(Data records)
+++++

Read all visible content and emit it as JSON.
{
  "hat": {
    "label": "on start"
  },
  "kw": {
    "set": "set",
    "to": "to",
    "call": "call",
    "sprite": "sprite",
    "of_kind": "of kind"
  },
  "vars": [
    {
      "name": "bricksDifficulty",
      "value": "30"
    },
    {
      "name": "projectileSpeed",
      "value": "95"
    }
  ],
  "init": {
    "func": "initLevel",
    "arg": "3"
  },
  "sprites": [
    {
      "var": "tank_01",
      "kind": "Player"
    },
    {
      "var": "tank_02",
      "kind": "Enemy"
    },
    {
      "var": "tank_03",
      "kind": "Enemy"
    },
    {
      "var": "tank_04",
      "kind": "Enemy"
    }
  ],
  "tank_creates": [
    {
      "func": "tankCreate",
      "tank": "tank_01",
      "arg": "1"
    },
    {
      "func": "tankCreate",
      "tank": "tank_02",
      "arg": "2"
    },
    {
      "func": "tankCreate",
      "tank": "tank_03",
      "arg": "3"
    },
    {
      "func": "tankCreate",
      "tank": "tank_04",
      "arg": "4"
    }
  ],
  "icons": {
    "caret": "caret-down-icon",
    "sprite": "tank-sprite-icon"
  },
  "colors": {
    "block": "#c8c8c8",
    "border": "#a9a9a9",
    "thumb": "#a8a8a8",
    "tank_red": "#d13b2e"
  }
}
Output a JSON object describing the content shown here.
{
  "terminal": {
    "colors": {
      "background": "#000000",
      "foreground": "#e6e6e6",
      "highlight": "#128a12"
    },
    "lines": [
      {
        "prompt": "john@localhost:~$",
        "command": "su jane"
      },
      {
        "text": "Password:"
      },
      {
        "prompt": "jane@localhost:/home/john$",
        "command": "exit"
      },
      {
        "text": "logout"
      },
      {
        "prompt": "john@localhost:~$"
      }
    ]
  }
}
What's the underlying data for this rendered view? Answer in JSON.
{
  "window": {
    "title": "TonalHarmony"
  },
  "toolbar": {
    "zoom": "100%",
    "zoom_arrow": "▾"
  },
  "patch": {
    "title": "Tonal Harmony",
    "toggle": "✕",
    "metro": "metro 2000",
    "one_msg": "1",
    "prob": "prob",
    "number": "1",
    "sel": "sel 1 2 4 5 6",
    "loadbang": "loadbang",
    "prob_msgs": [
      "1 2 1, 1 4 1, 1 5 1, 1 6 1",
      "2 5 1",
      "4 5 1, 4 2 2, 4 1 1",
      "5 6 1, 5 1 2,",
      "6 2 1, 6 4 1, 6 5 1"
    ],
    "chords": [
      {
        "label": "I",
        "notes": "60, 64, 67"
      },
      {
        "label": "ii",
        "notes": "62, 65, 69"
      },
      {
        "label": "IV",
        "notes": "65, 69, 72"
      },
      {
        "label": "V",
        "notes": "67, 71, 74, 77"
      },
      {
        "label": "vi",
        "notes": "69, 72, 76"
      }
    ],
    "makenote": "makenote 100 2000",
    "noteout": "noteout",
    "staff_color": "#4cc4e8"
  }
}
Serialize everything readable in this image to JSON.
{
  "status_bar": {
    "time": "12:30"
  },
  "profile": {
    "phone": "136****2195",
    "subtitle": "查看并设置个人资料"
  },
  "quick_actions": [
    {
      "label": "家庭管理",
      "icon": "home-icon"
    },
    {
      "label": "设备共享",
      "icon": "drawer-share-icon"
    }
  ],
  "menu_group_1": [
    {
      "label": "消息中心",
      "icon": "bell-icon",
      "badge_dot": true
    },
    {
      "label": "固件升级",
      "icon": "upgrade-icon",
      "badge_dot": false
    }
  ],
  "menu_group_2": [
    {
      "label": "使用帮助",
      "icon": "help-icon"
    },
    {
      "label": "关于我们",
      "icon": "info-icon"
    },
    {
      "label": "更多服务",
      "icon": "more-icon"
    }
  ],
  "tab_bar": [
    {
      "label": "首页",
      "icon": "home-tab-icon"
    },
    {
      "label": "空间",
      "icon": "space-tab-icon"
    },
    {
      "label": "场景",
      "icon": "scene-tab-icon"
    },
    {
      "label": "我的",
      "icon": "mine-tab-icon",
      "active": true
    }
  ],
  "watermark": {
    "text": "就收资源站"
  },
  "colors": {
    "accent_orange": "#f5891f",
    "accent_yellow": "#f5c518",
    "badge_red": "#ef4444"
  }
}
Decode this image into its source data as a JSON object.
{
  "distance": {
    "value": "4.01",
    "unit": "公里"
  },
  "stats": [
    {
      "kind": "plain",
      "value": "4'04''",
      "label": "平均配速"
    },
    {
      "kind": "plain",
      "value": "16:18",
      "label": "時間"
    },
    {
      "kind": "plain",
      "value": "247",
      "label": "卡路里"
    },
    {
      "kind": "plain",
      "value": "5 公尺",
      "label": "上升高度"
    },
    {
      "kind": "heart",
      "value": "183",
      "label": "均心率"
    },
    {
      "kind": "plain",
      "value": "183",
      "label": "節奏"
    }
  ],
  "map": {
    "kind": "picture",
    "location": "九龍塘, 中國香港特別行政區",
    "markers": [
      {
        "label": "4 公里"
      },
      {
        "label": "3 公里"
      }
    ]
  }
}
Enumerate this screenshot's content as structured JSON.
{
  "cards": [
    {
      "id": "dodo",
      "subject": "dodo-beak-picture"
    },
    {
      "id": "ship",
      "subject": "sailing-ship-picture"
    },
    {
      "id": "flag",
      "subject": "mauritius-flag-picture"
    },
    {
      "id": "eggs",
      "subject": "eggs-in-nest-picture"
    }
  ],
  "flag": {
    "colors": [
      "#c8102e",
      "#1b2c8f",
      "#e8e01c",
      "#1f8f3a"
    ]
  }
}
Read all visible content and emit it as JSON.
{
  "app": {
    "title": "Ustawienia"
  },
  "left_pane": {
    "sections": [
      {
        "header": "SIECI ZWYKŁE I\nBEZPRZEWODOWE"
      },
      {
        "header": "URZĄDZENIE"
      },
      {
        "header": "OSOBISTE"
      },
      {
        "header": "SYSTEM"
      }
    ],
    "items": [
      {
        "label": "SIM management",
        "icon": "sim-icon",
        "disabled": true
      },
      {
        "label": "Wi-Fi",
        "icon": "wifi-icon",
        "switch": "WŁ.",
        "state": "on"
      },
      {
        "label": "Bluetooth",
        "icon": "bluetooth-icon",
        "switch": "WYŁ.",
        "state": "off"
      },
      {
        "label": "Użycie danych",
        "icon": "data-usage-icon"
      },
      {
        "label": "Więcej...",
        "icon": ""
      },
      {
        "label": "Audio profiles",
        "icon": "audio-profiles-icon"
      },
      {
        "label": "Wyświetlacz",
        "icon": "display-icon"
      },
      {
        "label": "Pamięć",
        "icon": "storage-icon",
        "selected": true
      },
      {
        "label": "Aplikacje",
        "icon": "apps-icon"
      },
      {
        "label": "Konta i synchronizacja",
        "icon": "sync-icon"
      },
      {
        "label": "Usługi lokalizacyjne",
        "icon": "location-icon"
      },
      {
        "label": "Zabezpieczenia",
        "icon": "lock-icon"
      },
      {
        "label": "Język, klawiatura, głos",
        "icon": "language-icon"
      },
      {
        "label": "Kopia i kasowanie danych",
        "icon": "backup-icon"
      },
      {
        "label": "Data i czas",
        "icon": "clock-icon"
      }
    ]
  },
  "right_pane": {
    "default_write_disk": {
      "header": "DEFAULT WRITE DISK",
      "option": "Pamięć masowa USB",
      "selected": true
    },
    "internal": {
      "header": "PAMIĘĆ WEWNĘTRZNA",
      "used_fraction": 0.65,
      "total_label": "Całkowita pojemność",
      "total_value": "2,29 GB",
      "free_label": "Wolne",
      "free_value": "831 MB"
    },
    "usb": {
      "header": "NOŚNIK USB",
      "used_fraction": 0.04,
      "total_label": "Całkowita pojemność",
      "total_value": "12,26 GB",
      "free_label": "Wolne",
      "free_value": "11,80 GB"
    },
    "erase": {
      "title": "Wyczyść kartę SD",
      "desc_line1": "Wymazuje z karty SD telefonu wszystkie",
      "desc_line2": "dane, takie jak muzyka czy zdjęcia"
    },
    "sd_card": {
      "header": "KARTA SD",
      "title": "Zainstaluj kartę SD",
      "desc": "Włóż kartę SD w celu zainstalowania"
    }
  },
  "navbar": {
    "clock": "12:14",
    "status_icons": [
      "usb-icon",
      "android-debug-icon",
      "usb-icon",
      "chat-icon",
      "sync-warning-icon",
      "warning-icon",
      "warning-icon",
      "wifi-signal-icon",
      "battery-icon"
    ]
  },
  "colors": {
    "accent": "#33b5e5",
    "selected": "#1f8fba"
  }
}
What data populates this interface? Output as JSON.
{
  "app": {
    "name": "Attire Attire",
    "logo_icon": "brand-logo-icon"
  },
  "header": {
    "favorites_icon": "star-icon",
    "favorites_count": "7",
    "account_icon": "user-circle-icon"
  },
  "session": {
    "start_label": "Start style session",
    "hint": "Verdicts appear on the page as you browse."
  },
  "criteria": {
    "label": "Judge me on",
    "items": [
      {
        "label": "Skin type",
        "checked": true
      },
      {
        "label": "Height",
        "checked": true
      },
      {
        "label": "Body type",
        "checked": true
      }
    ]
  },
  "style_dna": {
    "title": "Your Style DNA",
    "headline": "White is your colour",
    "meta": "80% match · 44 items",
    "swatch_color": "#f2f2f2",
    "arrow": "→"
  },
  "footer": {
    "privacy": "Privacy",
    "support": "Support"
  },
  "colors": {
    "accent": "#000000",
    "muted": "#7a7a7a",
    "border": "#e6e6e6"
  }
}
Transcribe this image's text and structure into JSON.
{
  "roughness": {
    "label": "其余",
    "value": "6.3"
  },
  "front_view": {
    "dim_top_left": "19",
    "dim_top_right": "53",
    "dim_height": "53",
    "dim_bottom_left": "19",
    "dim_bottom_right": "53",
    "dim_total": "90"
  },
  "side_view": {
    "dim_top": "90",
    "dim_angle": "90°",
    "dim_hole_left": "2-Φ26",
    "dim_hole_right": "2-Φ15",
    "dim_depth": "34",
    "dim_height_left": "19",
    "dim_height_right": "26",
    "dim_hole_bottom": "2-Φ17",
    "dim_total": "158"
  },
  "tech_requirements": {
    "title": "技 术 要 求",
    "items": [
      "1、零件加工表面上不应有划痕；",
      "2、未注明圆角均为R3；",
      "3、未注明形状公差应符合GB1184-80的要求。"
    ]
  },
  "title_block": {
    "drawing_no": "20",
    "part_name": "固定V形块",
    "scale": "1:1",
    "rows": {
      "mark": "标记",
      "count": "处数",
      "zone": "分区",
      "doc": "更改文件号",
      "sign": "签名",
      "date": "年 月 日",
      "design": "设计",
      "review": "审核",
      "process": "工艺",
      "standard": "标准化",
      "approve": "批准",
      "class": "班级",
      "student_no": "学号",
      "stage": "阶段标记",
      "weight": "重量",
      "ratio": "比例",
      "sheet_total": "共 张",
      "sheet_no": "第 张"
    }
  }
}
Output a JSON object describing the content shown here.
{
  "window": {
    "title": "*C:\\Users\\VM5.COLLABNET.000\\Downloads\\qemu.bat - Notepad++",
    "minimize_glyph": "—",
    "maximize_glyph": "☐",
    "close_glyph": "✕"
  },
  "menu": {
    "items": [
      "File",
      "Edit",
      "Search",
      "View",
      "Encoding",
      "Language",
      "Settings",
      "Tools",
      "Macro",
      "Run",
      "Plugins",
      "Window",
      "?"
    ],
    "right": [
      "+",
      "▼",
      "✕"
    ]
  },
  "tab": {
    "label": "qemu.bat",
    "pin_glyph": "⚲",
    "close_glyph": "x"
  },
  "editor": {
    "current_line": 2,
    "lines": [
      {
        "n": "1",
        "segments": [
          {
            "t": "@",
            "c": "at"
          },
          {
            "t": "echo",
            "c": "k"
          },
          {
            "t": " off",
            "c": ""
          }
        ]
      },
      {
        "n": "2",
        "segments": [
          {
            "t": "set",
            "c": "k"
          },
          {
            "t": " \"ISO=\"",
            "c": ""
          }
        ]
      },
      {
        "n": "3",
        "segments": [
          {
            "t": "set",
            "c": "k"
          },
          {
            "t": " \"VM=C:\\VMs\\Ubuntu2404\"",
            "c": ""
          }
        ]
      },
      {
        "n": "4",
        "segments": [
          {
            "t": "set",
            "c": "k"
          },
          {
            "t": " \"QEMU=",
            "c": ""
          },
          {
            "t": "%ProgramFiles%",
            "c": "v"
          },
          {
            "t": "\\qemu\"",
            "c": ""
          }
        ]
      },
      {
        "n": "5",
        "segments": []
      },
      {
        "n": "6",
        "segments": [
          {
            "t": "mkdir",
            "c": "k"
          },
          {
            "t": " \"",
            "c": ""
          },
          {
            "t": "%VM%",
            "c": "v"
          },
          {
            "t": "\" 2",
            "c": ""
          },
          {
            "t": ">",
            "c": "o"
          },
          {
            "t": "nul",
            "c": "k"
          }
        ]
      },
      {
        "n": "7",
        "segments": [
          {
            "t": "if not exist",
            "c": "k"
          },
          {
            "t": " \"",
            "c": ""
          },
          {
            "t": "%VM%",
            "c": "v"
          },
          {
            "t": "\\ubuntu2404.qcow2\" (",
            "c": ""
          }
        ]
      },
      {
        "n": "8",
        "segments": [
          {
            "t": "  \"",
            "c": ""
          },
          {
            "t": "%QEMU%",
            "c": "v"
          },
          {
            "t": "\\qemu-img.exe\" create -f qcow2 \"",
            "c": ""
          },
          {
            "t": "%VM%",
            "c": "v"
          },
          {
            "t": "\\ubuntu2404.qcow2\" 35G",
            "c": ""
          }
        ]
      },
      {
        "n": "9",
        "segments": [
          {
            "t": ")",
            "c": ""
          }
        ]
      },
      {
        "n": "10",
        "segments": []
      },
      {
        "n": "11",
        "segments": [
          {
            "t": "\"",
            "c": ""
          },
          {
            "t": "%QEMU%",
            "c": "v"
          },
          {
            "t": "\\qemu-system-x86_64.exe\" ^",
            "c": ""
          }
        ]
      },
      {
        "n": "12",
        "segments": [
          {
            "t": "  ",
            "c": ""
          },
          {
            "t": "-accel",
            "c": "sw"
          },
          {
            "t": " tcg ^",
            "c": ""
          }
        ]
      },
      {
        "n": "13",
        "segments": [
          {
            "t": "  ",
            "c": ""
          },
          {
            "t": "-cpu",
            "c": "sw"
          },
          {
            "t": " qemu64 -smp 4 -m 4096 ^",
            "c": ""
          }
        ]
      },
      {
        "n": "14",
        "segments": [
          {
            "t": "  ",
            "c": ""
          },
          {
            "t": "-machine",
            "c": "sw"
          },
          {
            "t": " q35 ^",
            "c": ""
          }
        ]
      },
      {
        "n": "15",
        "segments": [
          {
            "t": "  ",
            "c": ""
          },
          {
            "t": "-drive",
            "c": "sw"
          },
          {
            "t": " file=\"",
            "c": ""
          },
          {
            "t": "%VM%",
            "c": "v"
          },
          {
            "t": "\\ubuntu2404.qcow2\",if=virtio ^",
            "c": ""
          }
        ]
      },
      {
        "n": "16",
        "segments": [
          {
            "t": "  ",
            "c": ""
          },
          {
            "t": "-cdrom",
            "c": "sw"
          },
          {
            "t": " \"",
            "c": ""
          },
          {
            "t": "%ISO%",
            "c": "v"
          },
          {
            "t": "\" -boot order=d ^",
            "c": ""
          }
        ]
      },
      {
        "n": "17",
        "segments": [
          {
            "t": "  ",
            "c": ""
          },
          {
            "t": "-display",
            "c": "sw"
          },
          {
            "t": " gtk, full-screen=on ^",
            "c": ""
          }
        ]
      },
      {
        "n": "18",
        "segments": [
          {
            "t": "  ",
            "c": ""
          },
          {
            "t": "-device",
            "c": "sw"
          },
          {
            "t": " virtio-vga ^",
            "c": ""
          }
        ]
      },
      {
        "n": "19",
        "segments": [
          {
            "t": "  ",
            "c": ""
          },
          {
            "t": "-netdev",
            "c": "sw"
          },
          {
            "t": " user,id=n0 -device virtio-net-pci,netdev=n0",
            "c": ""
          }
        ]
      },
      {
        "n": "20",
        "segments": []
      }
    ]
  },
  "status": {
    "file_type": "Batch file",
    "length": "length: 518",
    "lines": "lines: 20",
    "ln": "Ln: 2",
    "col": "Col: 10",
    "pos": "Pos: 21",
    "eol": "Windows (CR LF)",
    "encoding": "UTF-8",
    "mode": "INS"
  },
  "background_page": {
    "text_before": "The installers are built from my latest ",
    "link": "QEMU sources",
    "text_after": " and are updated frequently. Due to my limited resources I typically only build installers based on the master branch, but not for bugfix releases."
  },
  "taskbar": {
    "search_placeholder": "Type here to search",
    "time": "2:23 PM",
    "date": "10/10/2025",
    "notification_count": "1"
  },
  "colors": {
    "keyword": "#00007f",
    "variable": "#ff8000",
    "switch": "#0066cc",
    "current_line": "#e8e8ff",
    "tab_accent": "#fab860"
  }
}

+++++

WHAT IS NEEDED
In the material above, find the lines that contain "picture" and show them.

FULL SOLUTION
    "kind": "picture",
      "subject": "dodo-beak-picture"
      "subject": "sailing-ship-picture"
      "subject": "mauritius-flag-picture"
      "subject": "eggs-in-nest-picture"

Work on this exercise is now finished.